Problem to solve: In your copy, leave out the pictures; write out all the data exactly.

Figure content listings:
::::
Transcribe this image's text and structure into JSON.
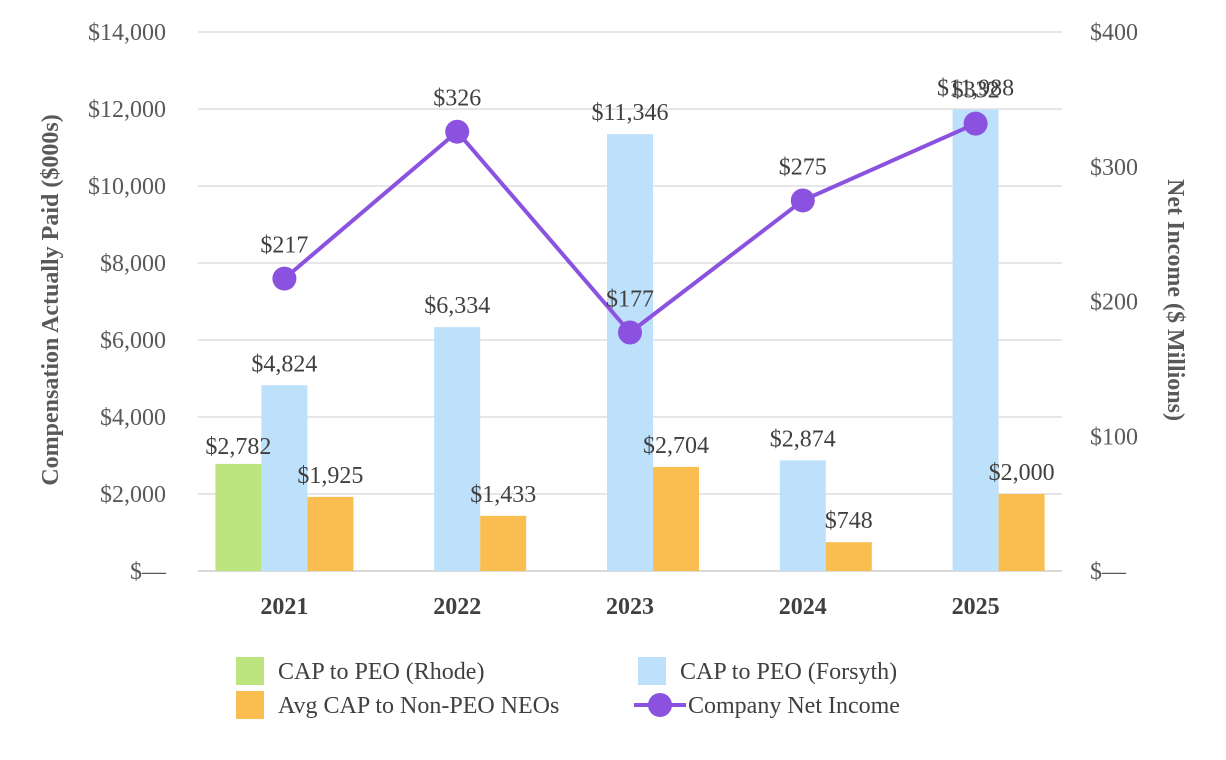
{
  "chart_data": {
    "type": "bar",
    "title": "",
    "categories": [
      "2021",
      "2022",
      "2023",
      "2024",
      "2025"
    ],
    "y_left": {
      "label": "Compensation Actually Paid ($000s)",
      "lim": [
        0,
        14000
      ],
      "ticks": [
        0,
        2000,
        4000,
        6000,
        8000,
        10000,
        12000,
        14000
      ],
      "tick_labels": [
        "$—",
        "$2,000",
        "$4,000",
        "$6,000",
        "$8,000",
        "$10,000",
        "$12,000",
        "$14,000"
      ]
    },
    "y_right": {
      "label": "Net Income ($ Millions)",
      "lim": [
        0,
        400
      ],
      "ticks": [
        0,
        100,
        200,
        300,
        400
      ],
      "tick_labels": [
        "$—",
        "$100",
        "$200",
        "$300",
        "$400"
      ]
    },
    "series": [
      {
        "name": "CAP to PEO (Rhode)",
        "type": "bar",
        "axis": "left",
        "color": "#bde57f",
        "values": [
          2782,
          null,
          null,
          null,
          null
        ],
        "labels": [
          "$2,782",
          "",
          "",
          "",
          ""
        ]
      },
      {
        "name": "CAP to PEO (Forsyth)",
        "type": "bar",
        "axis": "left",
        "color": "#bde0fb",
        "values": [
          4824,
          6334,
          11346,
          2874,
          11988
        ],
        "labels": [
          "$4,824",
          "$6,334",
          "$11,346",
          "$2,874",
          "$11,988"
        ]
      },
      {
        "name": "Avg CAP to Non-PEO NEOs",
        "type": "bar",
        "axis": "left",
        "color": "#f9be4f",
        "values": [
          1925,
          1433,
          2704,
          748,
          2000
        ],
        "labels": [
          "$1,925",
          "$1,433",
          "$2,704",
          "$748",
          "$2,000"
        ]
      },
      {
        "name": "Company Net Income",
        "type": "line",
        "axis": "right",
        "color": "#8b52e0",
        "values": [
          217,
          326,
          177,
          275,
          332
        ],
        "labels": [
          "$217",
          "$326",
          "$177",
          "$275",
          "$332"
        ]
      }
    ],
    "legend": {
      "position": "bottom",
      "items": [
        {
          "name": "CAP to PEO (Rhode)",
          "kind": "bar",
          "color": "#bde57f"
        },
        {
          "name": "CAP to PEO (Forsyth)",
          "kind": "bar",
          "color": "#bde0fb"
        },
        {
          "name": "Avg CAP to Non-PEO NEOs",
          "kind": "bar",
          "color": "#f9be4f"
        },
        {
          "name": "Company Net Income",
          "kind": "line",
          "color": "#8b52e0"
        }
      ]
    }
  }
}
::::
Solution:
Transcribe this image's text and structure into JSON.
{
  "chart_data": {
    "type": "bar",
    "title": "",
    "categories": [
      "2021",
      "2022",
      "2023",
      "2024",
      "2025"
    ],
    "y_left": {
      "label": "Compensation Actually Paid ($000s)",
      "lim": [
        0,
        14000
      ],
      "ticks": [
        0,
        2000,
        4000,
        6000,
        8000,
        10000,
        12000,
        14000
      ],
      "tick_labels": [
        "$—",
        "$2,000",
        "$4,000",
        "$6,000",
        "$8,000",
        "$10,000",
        "$12,000",
        "$14,000"
      ]
    },
    "y_right": {
      "label": "Net Income ($ Millions)",
      "lim": [
        0,
        400
      ],
      "ticks": [
        0,
        100,
        200,
        300,
        400
      ],
      "tick_labels": [
        "$—",
        "$100",
        "$200",
        "$300",
        "$400"
      ]
    },
    "series": [
      {
        "name": "CAP to PEO (Rhode)",
        "type": "bar",
        "axis": "left",
        "color": "#bde57f",
        "values": [
          2782,
          null,
          null,
          null,
          null
        ],
        "labels": [
          "$2,782",
          "",
          "",
          "",
          ""
        ]
      },
      {
        "name": "CAP to PEO (Forsyth)",
        "type": "bar",
        "axis": "left",
        "color": "#bde0fb",
        "values": [
          4824,
          6334,
          11346,
          2874,
          11988
        ],
        "labels": [
          "$4,824",
          "$6,334",
          "$11,346",
          "$2,874",
          "$11,988"
        ]
      },
      {
        "name": "Avg CAP to Non-PEO NEOs",
        "type": "bar",
        "axis": "left",
        "color": "#f9be4f",
        "values": [
          1925,
          1433,
          2704,
          748,
          2000
        ],
        "labels": [
          "$1,925",
          "$1,433",
          "$2,704",
          "$748",
          "$2,000"
        ]
      },
      {
        "name": "Company Net Income",
        "type": "line",
        "axis": "right",
        "color": "#8b52e0",
        "values": [
          217,
          326,
          177,
          275,
          332
        ],
        "labels": [
          "$217",
          "$326",
          "$177",
          "$275",
          "$332"
        ]
      }
    ],
    "legend": {
      "position": "bottom",
      "items": [
        {
          "name": "CAP to PEO (Rhode)",
          "kind": "bar",
          "color": "#bde57f"
        },
        {
          "name": "CAP to PEO (Forsyth)",
          "kind": "bar",
          "color": "#bde0fb"
        },
        {
          "name": "Avg CAP to Non-PEO NEOs",
          "kind": "bar",
          "color": "#f9be4f"
        },
        {
          "name": "Company Net Income",
          "kind": "line",
          "color": "#8b52e0"
        }
      ]
    }
  }
}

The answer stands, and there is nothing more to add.